Exercise prompt
Reproduce every one of the rows below verbatim, leaving the pictures out of your answer.

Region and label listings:
***

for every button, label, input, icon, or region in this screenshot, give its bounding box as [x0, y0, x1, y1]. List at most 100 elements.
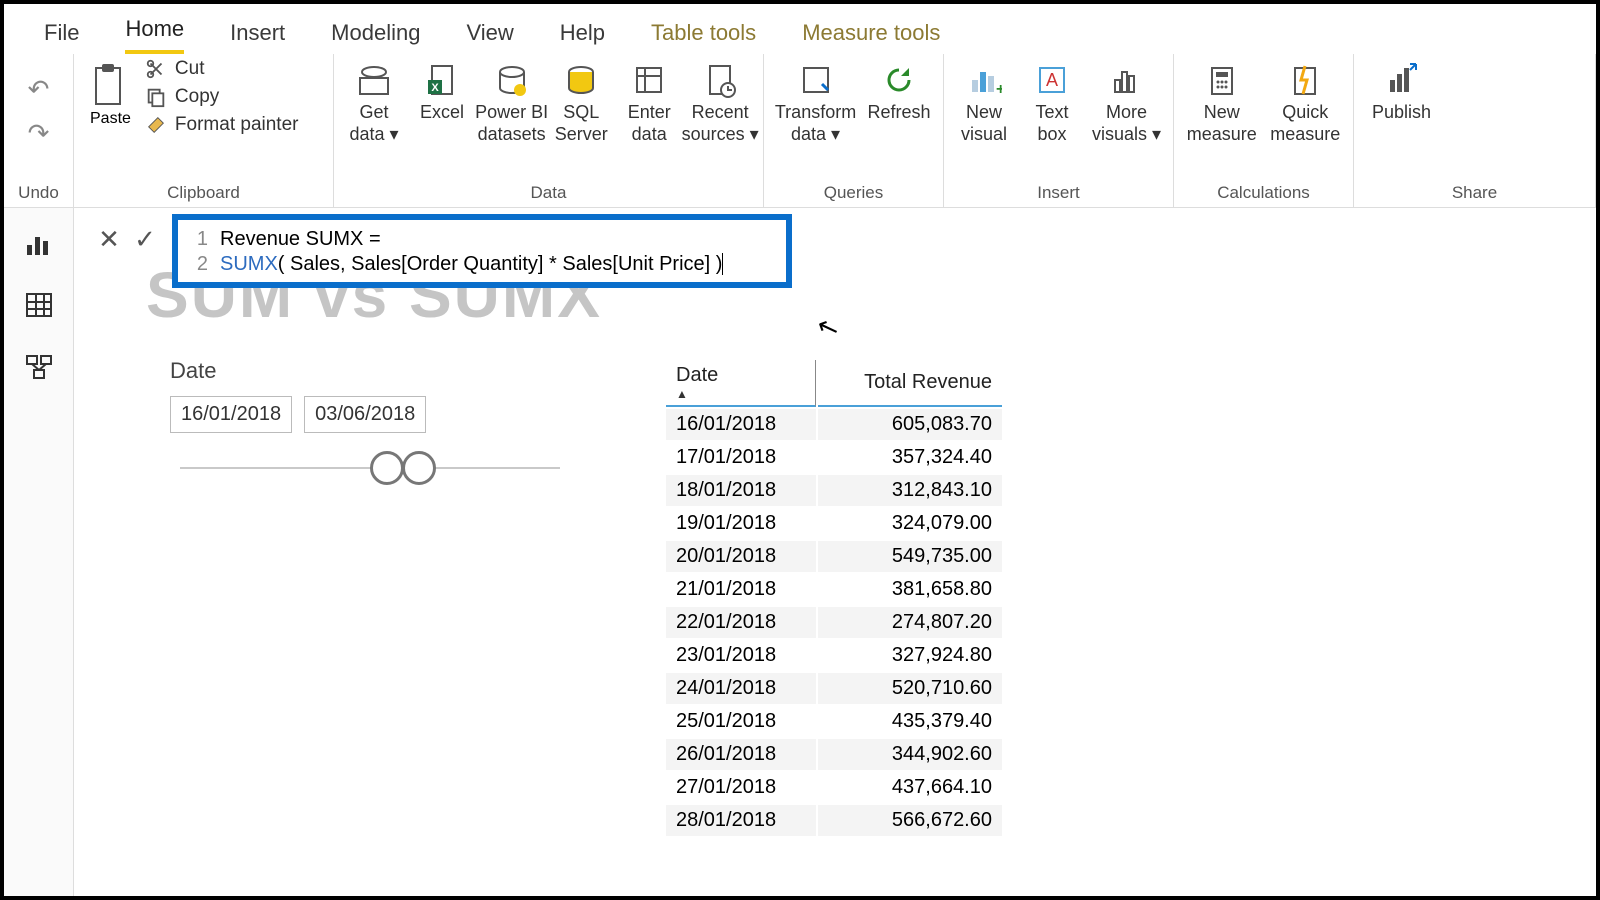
- cell-date: 22/01/2018: [666, 607, 816, 638]
- menu-tabs: File Home Insert Modeling View Help Tabl…: [4, 4, 1596, 54]
- publish-button[interactable]: Publish: [1364, 58, 1439, 128]
- tab-insert[interactable]: Insert: [230, 20, 285, 54]
- ribbon-group-undo: ↶ ↷ Undo: [4, 54, 74, 207]
- col-header-revenue[interactable]: Total Revenue: [818, 360, 1002, 407]
- formula-keyword: SUMX: [220, 253, 278, 275]
- cell-revenue: 520,710.60: [818, 673, 1002, 704]
- table-row[interactable]: 27/01/2018437,664.10: [666, 772, 1002, 803]
- ribbon-group-calculations: New measure Quick measure Calculations: [1174, 54, 1354, 207]
- refresh-button[interactable]: Refresh: [865, 58, 933, 128]
- table-row[interactable]: 19/01/2018324,079.00: [666, 508, 1002, 539]
- cell-date: 18/01/2018: [666, 475, 816, 506]
- table-row[interactable]: 24/01/2018520,710.60: [666, 673, 1002, 704]
- cell-revenue: 344,902.60: [818, 739, 1002, 770]
- copy-button[interactable]: Copy: [145, 86, 299, 108]
- ribbon-group-queries: Transform data ▾ Refresh Queries: [764, 54, 944, 207]
- sql-server-button[interactable]: SQL Server: [551, 58, 611, 149]
- slicer-slider[interactable]: [180, 451, 560, 485]
- col-header-date[interactable]: Date▲: [666, 360, 816, 407]
- cell-revenue: 357,324.40: [818, 442, 1002, 473]
- slider-handle-right[interactable]: [402, 451, 436, 485]
- cell-date: 16/01/2018: [666, 409, 816, 440]
- slicer-date-to[interactable]: 03/06/2018: [304, 396, 426, 433]
- cell-revenue: 312,843.10: [818, 475, 1002, 506]
- undo-icon[interactable]: ↶: [24, 74, 54, 104]
- format-painter-button[interactable]: Format painter: [145, 114, 299, 136]
- formula-cancel-icon[interactable]: ✕: [94, 224, 124, 254]
- cell-date: 23/01/2018: [666, 640, 816, 671]
- view-rail: [4, 208, 74, 896]
- date-slicer[interactable]: Date 16/01/2018 03/06/2018: [170, 358, 630, 485]
- ribbon-group-insert: +New visual AText box More visuals ▾ Ins…: [944, 54, 1174, 207]
- enter-data-button[interactable]: Enter data: [619, 58, 679, 149]
- cell-revenue: 566,672.60: [818, 805, 1002, 836]
- table-row[interactable]: 28/01/2018566,672.60: [666, 805, 1002, 836]
- tab-measure-tools[interactable]: Measure tools: [802, 20, 940, 54]
- model-view-icon[interactable]: [20, 350, 58, 384]
- data-view-icon[interactable]: [20, 288, 58, 322]
- table-row[interactable]: 23/01/2018327,924.80: [666, 640, 1002, 671]
- formula-bar: ✕ ✓ 1Revenue SUMX = 2SUMX( Sales, Sales[…: [94, 214, 792, 288]
- slicer-title: Date: [170, 358, 630, 384]
- undo-group-label: Undo: [18, 183, 59, 207]
- report-canvas[interactable]: SUM vs SUMX ✕ ✓ 1Revenue SUMX = 2SUMX( S…: [74, 208, 1596, 896]
- tab-help[interactable]: Help: [560, 20, 605, 54]
- calc-group-label: Calculations: [1184, 183, 1343, 207]
- formula-line-2-rest: ( Sales, Sales[Order Quantity] * Sales[U…: [278, 253, 723, 275]
- report-view-icon[interactable]: [20, 226, 58, 260]
- new-measure-button[interactable]: New measure: [1184, 58, 1260, 149]
- tab-home[interactable]: Home: [125, 16, 184, 54]
- ribbon-group-data: Get data ▾ XExcel Power BI datasets SQL …: [334, 54, 764, 207]
- formula-editor[interactable]: 1Revenue SUMX = 2SUMX( Sales, Sales[Orde…: [172, 214, 792, 288]
- cell-date: 26/01/2018: [666, 739, 816, 770]
- paste-button[interactable]: Paste: [84, 58, 137, 132]
- new-visual-button[interactable]: +New visual: [954, 58, 1014, 149]
- cell-revenue: 605,083.70: [818, 409, 1002, 440]
- table-row[interactable]: 16/01/2018605,083.70: [666, 409, 1002, 440]
- cell-revenue: 435,379.40: [818, 706, 1002, 737]
- redo-icon[interactable]: ↷: [24, 118, 54, 148]
- formula-line-1: Revenue SUMX =: [220, 228, 381, 250]
- table-row[interactable]: 17/01/2018357,324.40: [666, 442, 1002, 473]
- table-row[interactable]: 18/01/2018312,843.10: [666, 475, 1002, 506]
- formula-commit-icon[interactable]: ✓: [130, 224, 160, 254]
- tab-modeling[interactable]: Modeling: [331, 20, 420, 54]
- tab-file[interactable]: File: [44, 20, 79, 54]
- table-row[interactable]: 20/01/2018549,735.00: [666, 541, 1002, 572]
- cell-date: 17/01/2018: [666, 442, 816, 473]
- transform-data-button[interactable]: Transform data ▾: [774, 58, 857, 149]
- data-group-label: Data: [344, 183, 753, 207]
- table-row[interactable]: 25/01/2018435,379.40: [666, 706, 1002, 737]
- cut-button[interactable]: Cut: [145, 58, 299, 80]
- recent-sources-button[interactable]: Recent sources ▾: [687, 58, 753, 149]
- cell-revenue: 324,079.00: [818, 508, 1002, 539]
- pbi-datasets-button[interactable]: Power BI datasets: [480, 58, 543, 149]
- get-data-button[interactable]: Get data ▾: [344, 58, 404, 149]
- cell-date: 24/01/2018: [666, 673, 816, 704]
- tab-table-tools[interactable]: Table tools: [651, 20, 756, 54]
- cell-date: 20/01/2018: [666, 541, 816, 572]
- svg-text:X: X: [431, 82, 439, 94]
- more-visuals-button[interactable]: More visuals ▾: [1090, 58, 1163, 149]
- cell-revenue: 274,807.20: [818, 607, 1002, 638]
- tab-view[interactable]: View: [466, 20, 513, 54]
- cell-date: 28/01/2018: [666, 805, 816, 836]
- slicer-date-from[interactable]: 16/01/2018: [170, 396, 292, 433]
- svg-text:+: +: [996, 81, 1002, 98]
- revenue-table[interactable]: Date▲ Total Revenue 16/01/2018605,083.70…: [664, 358, 1004, 838]
- text-box-button[interactable]: AText box: [1022, 58, 1082, 149]
- ribbon-group-clipboard: Paste Cut Copy Format painter: [74, 54, 334, 207]
- table-row[interactable]: 22/01/2018274,807.20: [666, 607, 1002, 638]
- ribbon: ↶ ↷ Undo Paste Cut Copy: [4, 54, 1596, 208]
- cell-revenue: 381,658.80: [818, 574, 1002, 605]
- table-row[interactable]: 21/01/2018381,658.80: [666, 574, 1002, 605]
- excel-button[interactable]: XExcel: [412, 58, 472, 128]
- table-row[interactable]: 26/01/2018344,902.60: [666, 739, 1002, 770]
- cell-date: 19/01/2018: [666, 508, 816, 539]
- quick-measure-button[interactable]: Quick measure: [1268, 58, 1344, 149]
- clipboard-group-label: Clipboard: [84, 183, 323, 207]
- slider-handle-left[interactable]: [370, 451, 404, 485]
- cell-date: 25/01/2018: [666, 706, 816, 737]
- mouse-cursor-icon: ↖: [812, 309, 843, 346]
- cell-date: 27/01/2018: [666, 772, 816, 803]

***

Solution to the problem
for every button, label, input, icon, or region in this screenshot, give its bounding box as [x0, y0, x1, y1]. List at most 100 elements.
- cell-date: 22/01/2018: [666, 607, 816, 638]
- menu-tabs: File Home Insert Modeling View Help Tabl…: [4, 4, 1596, 54]
- publish-button[interactable]: Publish: [1364, 58, 1439, 128]
- tab-insert[interactable]: Insert: [230, 20, 285, 54]
- ribbon-group-undo: ↶ ↷ Undo: [4, 54, 74, 207]
- col-header-revenue[interactable]: Total Revenue: [818, 360, 1002, 407]
- formula-keyword: SUMX: [220, 253, 278, 275]
- cell-revenue: 520,710.60: [818, 673, 1002, 704]
- table-row[interactable]: 27/01/2018437,664.10: [666, 772, 1002, 803]
- ribbon-group-calculations: New measure Quick measure Calculations: [1174, 54, 1354, 207]
- refresh-button[interactable]: Refresh: [865, 58, 933, 128]
- table-row[interactable]: 19/01/2018324,079.00: [666, 508, 1002, 539]
- cell-date: 18/01/2018: [666, 475, 816, 506]
- table-row[interactable]: 24/01/2018520,710.60: [666, 673, 1002, 704]
- cell-revenue: 344,902.60: [818, 739, 1002, 770]
- copy-button[interactable]: Copy: [145, 86, 299, 108]
- ribbon-group-queries: Transform data ▾ Refresh Queries: [764, 54, 944, 207]
- sql-server-button[interactable]: SQL Server: [551, 58, 611, 149]
- slicer-slider[interactable]: [180, 451, 560, 485]
- col-header-date[interactable]: Date▲: [666, 360, 816, 407]
- cell-revenue: 357,324.40: [818, 442, 1002, 473]
- slider-handle-right[interactable]: [402, 451, 436, 485]
- cell-date: 16/01/2018: [666, 409, 816, 440]
- slicer-date-to[interactable]: 03/06/2018: [304, 396, 426, 433]
- cell-revenue: 312,843.10: [818, 475, 1002, 506]
- undo-icon[interactable]: ↶: [24, 74, 54, 104]
- format-painter-button[interactable]: Format painter: [145, 114, 299, 136]
- formula-cancel-icon[interactable]: ✕: [94, 224, 124, 254]
- cell-date: 23/01/2018: [666, 640, 816, 671]
- view-rail: [4, 208, 74, 896]
- date-slicer[interactable]: Date 16/01/2018 03/06/2018: [170, 358, 630, 485]
- ribbon-group-insert: +New visual AText box More visuals ▾ Ins…: [944, 54, 1174, 207]
- enter-data-button[interactable]: Enter data: [619, 58, 679, 149]
- cell-revenue: 566,672.60: [818, 805, 1002, 836]
- table-row[interactable]: 28/01/2018566,672.60: [666, 805, 1002, 836]
- tab-measure-tools[interactable]: Measure tools: [802, 20, 940, 54]
- model-view-icon[interactable]: [20, 350, 58, 384]
- data-view-icon[interactable]: [20, 288, 58, 322]
- table-row[interactable]: 23/01/2018327,924.80: [666, 640, 1002, 671]
- formula-bar: ✕ ✓ 1Revenue SUMX = 2SUMX( Sales, Sales[…: [94, 214, 792, 288]
- slicer-title: Date: [170, 358, 630, 384]
- undo-group-label: Undo: [18, 183, 59, 207]
- report-canvas[interactable]: SUM vs SUMX ✕ ✓ 1Revenue SUMX = 2SUMX( S…: [74, 208, 1596, 896]
- tab-help[interactable]: Help: [560, 20, 605, 54]
- calc-group-label: Calculations: [1184, 183, 1343, 207]
- formula-line-2-rest: ( Sales, Sales[Order Quantity] * Sales[U…: [278, 253, 723, 275]
- report-view-icon[interactable]: [20, 226, 58, 260]
- new-measure-button[interactable]: New measure: [1184, 58, 1260, 149]
- tab-home[interactable]: Home: [125, 16, 184, 54]
- ribbon-group-data: Get data ▾ XExcel Power BI datasets SQL …: [334, 54, 764, 207]
- formula-editor[interactable]: 1Revenue SUMX = 2SUMX( Sales, Sales[Orde…: [172, 214, 792, 288]
- cell-date: 26/01/2018: [666, 739, 816, 770]
- paste-button[interactable]: Paste: [84, 58, 137, 132]
- new-visual-button[interactable]: +New visual: [954, 58, 1014, 149]
- cell-revenue: 605,083.70: [818, 409, 1002, 440]
- table-row[interactable]: 16/01/2018605,083.70: [666, 409, 1002, 440]
- cell-revenue: 435,379.40: [818, 706, 1002, 737]
- redo-icon[interactable]: ↷: [24, 118, 54, 148]
- formula-line-1: Revenue SUMX =: [220, 228, 381, 250]
- table-row[interactable]: 17/01/2018357,324.40: [666, 442, 1002, 473]
- table-row[interactable]: 18/01/2018312,843.10: [666, 475, 1002, 506]
- formula-commit-icon[interactable]: ✓: [130, 224, 160, 254]
- tab-modeling[interactable]: Modeling: [331, 20, 420, 54]
- tab-file[interactable]: File: [44, 20, 79, 54]
- table-row[interactable]: 20/01/2018549,735.00: [666, 541, 1002, 572]
- cell-date: 17/01/2018: [666, 442, 816, 473]
- transform-data-button[interactable]: Transform data ▾: [774, 58, 857, 149]
- data-group-label: Data: [344, 183, 753, 207]
- table-row[interactable]: 25/01/2018435,379.40: [666, 706, 1002, 737]
- cut-button[interactable]: Cut: [145, 58, 299, 80]
- recent-sources-button[interactable]: Recent sources ▾: [687, 58, 753, 149]
- cell-revenue: 324,079.00: [818, 508, 1002, 539]
- pbi-datasets-button[interactable]: Power BI datasets: [480, 58, 543, 149]
- get-data-button[interactable]: Get data ▾: [344, 58, 404, 149]
- cell-date: 24/01/2018: [666, 673, 816, 704]
- tab-table-tools[interactable]: Table tools: [651, 20, 756, 54]
- cell-date: 20/01/2018: [666, 541, 816, 572]
- svg-text:X: X: [431, 82, 439, 94]
- more-visuals-button[interactable]: More visuals ▾: [1090, 58, 1163, 149]
- cell-revenue: 274,807.20: [818, 607, 1002, 638]
- tab-view[interactable]: View: [466, 20, 513, 54]
- cell-date: 28/01/2018: [666, 805, 816, 836]
- slicer-date-from[interactable]: 16/01/2018: [170, 396, 292, 433]
- svg-text:+: +: [996, 81, 1002, 98]
- revenue-table[interactable]: Date▲ Total Revenue 16/01/2018605,083.70…: [664, 358, 1004, 838]
- text-box-button[interactable]: AText box: [1022, 58, 1082, 149]
- ribbon-group-clipboard: Paste Cut Copy Format painter: [74, 54, 334, 207]
- table-row[interactable]: 22/01/2018274,807.20: [666, 607, 1002, 638]
- ribbon: ↶ ↷ Undo Paste Cut Copy: [4, 54, 1596, 208]
- cell-revenue: 381,658.80: [818, 574, 1002, 605]
- table-row[interactable]: 21/01/2018381,658.80: [666, 574, 1002, 605]
- excel-button[interactable]: XExcel: [412, 58, 472, 128]
- table-row[interactable]: 26/01/2018344,902.60: [666, 739, 1002, 770]
- cell-date: 19/01/2018: [666, 508, 816, 539]
- quick-measure-button[interactable]: Quick measure: [1268, 58, 1344, 149]
- clipboard-group-label: Clipboard: [84, 183, 323, 207]
- slider-handle-left[interactable]: [370, 451, 404, 485]
- cell-date: 25/01/2018: [666, 706, 816, 737]
- mouse-cursor-icon: ↖: [812, 309, 843, 346]
- cell-date: 27/01/2018: [666, 772, 816, 803]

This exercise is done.